* [Texto fornecido]:
━━━━━━

Os Quelônios da Política Ilustram as Privatizações da Economia –

Entre Jabutis e Tartarugas, os Desencontros de um Governo Desgovernado

Tantos foram os assuntos econômicos dos últimos dias que, entre Musk, novos bilionários e o fiasco educacional, achei melhor relativizar em torno das manobras políticas sobre os preços dos combustíveis. Sem dúvida de que irei trabalhar aqueles temas pela importância que cada um reflete. Contudo, essas artimanhas eleitoreiras sobre quem faz e para quem serve a política do setor de energia no pais, careciam de ser a bola da vez. Se as consequências das crises geradas no planalto costumam sempre partir de alguns “jabutis postos nas árvores”, para não perder esse apreço pelos seres quelônios, digo também que retiraram o velho “bode da sala” e o substituíram por uma pacata e resistente tartaruga. E, assim, num ritmo “devagar e quase parando”, temas cruciais são tocados como der e vier. Afinal, para que prioridades e estratégias se não há uma linha comprometida com algum modo de planejamento? Então, que fale mais alto a urgência do embate eleitoral.

Nesse universo de prosperidade entre os quelônios, jabutis e tartarugas espelham bem os desencontros de um governo que se propôs ser desgovernado. A marcha quelônia não é apenas o simbolismo de um oportuno desvio de foco. Representa ainda uma lentidão proposital nas respostas aos problemas, sobretudo, os casos que dão nitidez à crise econômica. Se houver interesse eleitoral na jogada e ainda servir de argumento aos impulsos autocratas delirantes, cabe qualquer aposta na política pública. Do contrário, nada costuma ser passível de avanço.

Enfim, a marcha dos quelônios tem lá sua representatividade e dá nutrição aos discursos do imediatismo e do contraditório. Justo por permitir a incoerência em temas estruturais singulares, entre os quais a miopia relativa à nossa matriz energética. Sem o compromisso prévio e revisionista, que mire sobre o futuro das fontes geradoras de energia, insistir em intervenções gerais e imediatas (como nos postos de comando e até nos preços dos produtos) ou específicas e contraditórias (como no controle acionário das empresas – ELETROBRAS e PETROBRAS) são desperdícios de entropia. Queima-se energia intelectual, que poderia ser dirigida para cuidar da revisão da matriz energética e daí, num quadro alternativo e sustentável, definir com a devida consistência, política de preços e modelos de gestão.

Como esse dever de casa foi adiado e o desarranjo macroeconômico se instalou, só restou ao governo apelar para o reforço dos discursos imediatistas e contraditórios. Estes servem como um verniz, que dá aquele brilho aparente para os eleitores, contagiados ou propensos a se contagiarem, com os
valores ideológicos que
dão sustentação ao enredo do que se entende por governo.

Em reforço, vale dizer que o imediatismo tem sido o expediente mais revelador do desprezo por planos e estratégias de governança. Uma postura geral aplicada em todos os setores organicamente estabelecidos desde o primeiro suspiro governamental.

━━━━━━

* [Trechos dos itens]:
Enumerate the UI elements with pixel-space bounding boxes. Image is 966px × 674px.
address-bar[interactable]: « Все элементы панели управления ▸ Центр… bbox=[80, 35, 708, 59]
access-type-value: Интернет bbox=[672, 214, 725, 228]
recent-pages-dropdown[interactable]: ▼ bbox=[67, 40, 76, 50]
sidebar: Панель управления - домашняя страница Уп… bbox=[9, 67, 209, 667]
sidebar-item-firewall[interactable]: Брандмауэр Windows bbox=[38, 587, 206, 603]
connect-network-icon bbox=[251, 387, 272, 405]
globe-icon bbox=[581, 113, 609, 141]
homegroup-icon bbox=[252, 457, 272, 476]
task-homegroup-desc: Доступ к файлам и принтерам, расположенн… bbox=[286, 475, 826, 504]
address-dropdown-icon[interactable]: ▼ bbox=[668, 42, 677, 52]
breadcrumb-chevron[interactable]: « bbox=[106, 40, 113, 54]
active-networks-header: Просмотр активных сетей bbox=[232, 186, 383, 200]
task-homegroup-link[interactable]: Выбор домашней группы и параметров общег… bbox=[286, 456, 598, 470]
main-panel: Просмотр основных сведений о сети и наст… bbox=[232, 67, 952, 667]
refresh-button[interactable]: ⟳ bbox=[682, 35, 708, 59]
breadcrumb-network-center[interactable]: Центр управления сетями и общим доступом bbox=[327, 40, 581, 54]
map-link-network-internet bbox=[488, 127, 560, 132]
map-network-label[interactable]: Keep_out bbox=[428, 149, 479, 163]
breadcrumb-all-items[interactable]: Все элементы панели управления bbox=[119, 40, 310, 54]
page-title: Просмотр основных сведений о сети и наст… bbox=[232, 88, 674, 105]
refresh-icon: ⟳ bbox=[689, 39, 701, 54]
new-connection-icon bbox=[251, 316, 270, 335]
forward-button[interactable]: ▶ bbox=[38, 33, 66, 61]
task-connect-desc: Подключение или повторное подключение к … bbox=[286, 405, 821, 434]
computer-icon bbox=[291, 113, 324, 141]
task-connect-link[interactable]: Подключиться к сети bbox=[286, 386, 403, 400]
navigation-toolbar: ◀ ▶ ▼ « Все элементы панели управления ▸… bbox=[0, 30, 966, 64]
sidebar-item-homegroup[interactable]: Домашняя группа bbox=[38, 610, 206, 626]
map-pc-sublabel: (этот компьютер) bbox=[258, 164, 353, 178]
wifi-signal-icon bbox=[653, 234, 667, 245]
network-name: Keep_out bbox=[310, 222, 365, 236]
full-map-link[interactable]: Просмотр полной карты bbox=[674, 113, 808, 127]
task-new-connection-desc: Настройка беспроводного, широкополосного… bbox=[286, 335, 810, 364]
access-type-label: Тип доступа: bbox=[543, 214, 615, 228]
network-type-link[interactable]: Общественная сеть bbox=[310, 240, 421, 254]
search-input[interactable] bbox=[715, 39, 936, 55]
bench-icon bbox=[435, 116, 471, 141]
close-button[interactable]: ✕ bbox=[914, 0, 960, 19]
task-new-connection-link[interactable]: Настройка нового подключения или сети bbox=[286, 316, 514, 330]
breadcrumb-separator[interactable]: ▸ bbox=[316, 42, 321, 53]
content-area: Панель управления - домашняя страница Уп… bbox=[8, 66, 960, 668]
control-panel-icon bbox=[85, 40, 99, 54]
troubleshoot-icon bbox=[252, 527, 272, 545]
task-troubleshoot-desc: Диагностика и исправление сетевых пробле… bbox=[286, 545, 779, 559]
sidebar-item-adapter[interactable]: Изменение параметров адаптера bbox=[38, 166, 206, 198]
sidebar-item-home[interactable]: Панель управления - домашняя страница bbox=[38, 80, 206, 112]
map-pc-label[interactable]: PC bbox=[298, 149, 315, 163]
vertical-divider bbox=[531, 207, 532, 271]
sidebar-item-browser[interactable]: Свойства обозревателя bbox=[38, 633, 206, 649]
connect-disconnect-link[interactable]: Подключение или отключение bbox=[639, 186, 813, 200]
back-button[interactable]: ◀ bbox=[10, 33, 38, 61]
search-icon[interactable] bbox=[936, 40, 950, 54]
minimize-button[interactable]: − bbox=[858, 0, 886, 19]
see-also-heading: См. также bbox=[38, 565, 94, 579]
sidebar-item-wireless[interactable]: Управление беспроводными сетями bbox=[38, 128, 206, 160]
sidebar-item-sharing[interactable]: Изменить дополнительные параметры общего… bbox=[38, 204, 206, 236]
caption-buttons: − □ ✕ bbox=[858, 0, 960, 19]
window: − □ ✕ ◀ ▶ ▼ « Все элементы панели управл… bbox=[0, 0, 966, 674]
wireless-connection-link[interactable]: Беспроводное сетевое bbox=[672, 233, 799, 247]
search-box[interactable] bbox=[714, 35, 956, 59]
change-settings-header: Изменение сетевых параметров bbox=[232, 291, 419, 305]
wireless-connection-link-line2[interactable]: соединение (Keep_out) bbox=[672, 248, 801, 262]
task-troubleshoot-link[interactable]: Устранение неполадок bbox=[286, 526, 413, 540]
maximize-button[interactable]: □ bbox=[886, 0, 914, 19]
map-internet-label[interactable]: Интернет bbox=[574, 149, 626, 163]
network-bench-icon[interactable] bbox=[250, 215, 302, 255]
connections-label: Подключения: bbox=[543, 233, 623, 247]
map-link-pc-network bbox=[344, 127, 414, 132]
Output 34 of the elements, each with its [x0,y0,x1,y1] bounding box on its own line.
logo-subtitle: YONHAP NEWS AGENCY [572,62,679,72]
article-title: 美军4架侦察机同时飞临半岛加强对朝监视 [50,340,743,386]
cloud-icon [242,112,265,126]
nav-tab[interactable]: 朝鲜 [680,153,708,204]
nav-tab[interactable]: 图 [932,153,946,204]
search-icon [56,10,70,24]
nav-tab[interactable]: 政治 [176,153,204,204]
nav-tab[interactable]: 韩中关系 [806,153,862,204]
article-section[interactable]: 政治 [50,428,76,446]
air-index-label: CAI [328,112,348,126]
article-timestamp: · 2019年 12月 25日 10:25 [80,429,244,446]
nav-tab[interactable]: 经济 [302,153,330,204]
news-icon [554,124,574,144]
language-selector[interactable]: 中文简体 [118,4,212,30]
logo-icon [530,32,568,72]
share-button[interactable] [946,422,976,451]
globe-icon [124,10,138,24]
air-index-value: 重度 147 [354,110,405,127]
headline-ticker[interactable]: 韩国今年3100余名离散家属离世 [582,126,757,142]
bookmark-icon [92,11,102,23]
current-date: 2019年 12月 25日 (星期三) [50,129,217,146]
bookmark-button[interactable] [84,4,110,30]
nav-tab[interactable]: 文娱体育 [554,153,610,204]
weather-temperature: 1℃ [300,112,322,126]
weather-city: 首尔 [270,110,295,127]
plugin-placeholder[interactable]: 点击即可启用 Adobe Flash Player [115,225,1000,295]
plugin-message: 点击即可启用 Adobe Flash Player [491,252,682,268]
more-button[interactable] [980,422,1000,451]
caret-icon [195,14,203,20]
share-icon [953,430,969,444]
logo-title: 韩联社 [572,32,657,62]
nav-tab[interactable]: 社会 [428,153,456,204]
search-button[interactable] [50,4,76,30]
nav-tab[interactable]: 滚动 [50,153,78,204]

━━━━━━

* [Objetivo da tarefa]:
Prolongue o texto sobre os quelônios na política de preços dos combustíveis, começando logo após a última frase apresentada. Os itens não têm qualquer papel nesta atividade.

* [Resposta]:
Nesse ímpeto eleitoreiro, o imediatismo se mostra agora na forma de se tentar intervir na PETROBRAS, para que a empresa simplesmente promova o represamento dos preços dos combustíveis. Como prática de um monopólio, até que haveria certo respaldo tolerante, desde que conduzido por formas planejadas e negociadas. O que não cabe é constranger diretores e conselheiros através do uso abusivo de pressões ou exonerações, uma vez que as regras do mercado já foram pré-estabelecidas. Um ato político discricionário, que tem servido apenas para configurar tais iniciativas como se fossem instrumentos naturais de controle dos preços. Trata-se daquele jabuti, que se traduz pelo intervencionismo nacional-populista, que realça o lado imediatista do governo.

Em complemento, o contraditório é outro aspecto peculiar que contribui para o governo se por ainda mais à deriva, desgovernado, bastante volátil em certos aspectos da sua ideologia. Essa postura pauta contradições do tipo “sou liberal, mas não abro mão de intervencionismos populistas”. E que, se os atos não puderem ser pelo controle dos preços, que sejam pelo controle acionário.

Diante disso, avança-se na ideia de se intervir sobre as decisões de um conselho gestor plural, na intenção de um contexto novo, que destaque a venda do controle estatal que resta. Ou seja, que uma proposta de privatização possa enfim progredir.

E qual é a contradição disso? Bem, uma vez que não se segue o ideal intervencionista sobre os preços, que então se desfaça agora do componente público da empresa. Isso só ratifica que a “banda liberal do governo” teve sobrevida ao longo da gestão, somente pelos espasmos do humor presidencial. Sem planos prévios de adaptação ao mundo sustentável e sem regras firmes submetidas ao mercado, um tema complexo e polêmico como o das privatizações é tratado de modo superficial.

O simbolismo não está numa sala onde ocorre a troca do bode pela tartaruga. Ao expandir o olhar para outra espécie de quelônio, o sentido foi mais além do que o desviar do foco. Foi também mostrar que a agilidade do propósito estava desconsiderada. Por mais que haja quem acredite na privatização da PETROBRAS numa conjuntura tão adversa como a atual, o certo é que as experiências anteriores de privatização costumam ser longas e complexas. Não batem com discursos que servem como meros apelos eleitorais.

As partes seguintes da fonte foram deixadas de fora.